===== EXTRACTED INFORMATION

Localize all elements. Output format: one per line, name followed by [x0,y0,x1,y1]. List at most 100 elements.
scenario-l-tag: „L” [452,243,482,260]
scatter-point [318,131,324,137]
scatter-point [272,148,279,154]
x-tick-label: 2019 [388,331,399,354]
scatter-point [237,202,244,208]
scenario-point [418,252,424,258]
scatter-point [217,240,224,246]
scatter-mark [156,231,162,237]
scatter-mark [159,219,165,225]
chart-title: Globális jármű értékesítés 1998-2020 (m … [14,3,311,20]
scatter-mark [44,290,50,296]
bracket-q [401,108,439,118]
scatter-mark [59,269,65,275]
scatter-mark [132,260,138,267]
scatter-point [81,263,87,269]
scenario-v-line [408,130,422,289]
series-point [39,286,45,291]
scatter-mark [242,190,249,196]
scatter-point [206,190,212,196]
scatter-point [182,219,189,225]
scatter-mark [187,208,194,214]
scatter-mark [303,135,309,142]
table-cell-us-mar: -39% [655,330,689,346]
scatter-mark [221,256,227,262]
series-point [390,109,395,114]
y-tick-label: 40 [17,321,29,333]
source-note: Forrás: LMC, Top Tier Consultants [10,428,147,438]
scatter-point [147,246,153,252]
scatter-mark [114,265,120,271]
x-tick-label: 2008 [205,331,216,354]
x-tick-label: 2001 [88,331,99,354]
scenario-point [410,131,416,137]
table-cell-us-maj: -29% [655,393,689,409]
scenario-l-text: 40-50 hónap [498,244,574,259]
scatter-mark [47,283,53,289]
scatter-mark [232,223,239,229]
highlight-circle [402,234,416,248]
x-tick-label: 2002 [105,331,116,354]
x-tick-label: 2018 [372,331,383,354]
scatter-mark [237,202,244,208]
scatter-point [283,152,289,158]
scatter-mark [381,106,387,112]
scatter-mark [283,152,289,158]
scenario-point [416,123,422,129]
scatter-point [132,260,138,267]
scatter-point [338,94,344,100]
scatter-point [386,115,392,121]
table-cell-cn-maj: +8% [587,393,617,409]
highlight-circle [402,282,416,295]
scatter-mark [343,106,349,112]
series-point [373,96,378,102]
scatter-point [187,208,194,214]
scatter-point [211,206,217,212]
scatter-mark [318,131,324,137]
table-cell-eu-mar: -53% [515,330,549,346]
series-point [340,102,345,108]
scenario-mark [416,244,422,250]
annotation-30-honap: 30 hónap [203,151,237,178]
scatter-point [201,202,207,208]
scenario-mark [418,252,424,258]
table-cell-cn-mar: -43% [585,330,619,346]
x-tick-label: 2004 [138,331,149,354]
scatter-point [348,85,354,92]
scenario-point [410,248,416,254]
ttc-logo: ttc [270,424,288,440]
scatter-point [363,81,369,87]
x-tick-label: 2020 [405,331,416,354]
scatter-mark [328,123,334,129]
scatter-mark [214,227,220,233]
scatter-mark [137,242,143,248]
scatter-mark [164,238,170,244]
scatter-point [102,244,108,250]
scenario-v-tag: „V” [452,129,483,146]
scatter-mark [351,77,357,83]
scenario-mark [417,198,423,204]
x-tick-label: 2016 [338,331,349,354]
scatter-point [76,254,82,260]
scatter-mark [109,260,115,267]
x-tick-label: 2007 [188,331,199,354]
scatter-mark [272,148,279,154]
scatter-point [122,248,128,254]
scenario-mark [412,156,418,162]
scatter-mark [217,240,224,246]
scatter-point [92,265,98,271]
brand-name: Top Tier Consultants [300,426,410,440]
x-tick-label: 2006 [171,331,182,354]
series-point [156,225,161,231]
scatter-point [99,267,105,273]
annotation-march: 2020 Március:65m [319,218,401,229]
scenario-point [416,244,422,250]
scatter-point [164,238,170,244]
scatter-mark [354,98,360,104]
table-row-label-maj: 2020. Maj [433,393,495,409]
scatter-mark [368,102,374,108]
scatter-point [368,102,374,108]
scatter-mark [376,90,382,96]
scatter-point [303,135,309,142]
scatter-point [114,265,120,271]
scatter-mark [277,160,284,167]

==========

> [EXERCISE DETAILS]
Copy the listing exactly, starting at its first line and ending at the line that contains "bracket-q [401,108,439,118]", with both of those lines included.

> [SOLUTION TO THIS PROBLEM]
Localize all elements. Output format: one per line, name followed by [x0,y0,x1,y1]. List at most 100 elements.
scenario-l-tag: „L” [452,243,482,260]
scatter-point [318,131,324,137]
scatter-point [272,148,279,154]
x-tick-label: 2019 [388,331,399,354]
scatter-point [237,202,244,208]
scenario-point [418,252,424,258]
scatter-point [217,240,224,246]
scatter-mark [156,231,162,237]
scatter-mark [159,219,165,225]
chart-title: Globális jármű értékesítés 1998-2020 (m … [14,3,311,20]
scatter-mark [44,290,50,296]
bracket-q [401,108,439,118]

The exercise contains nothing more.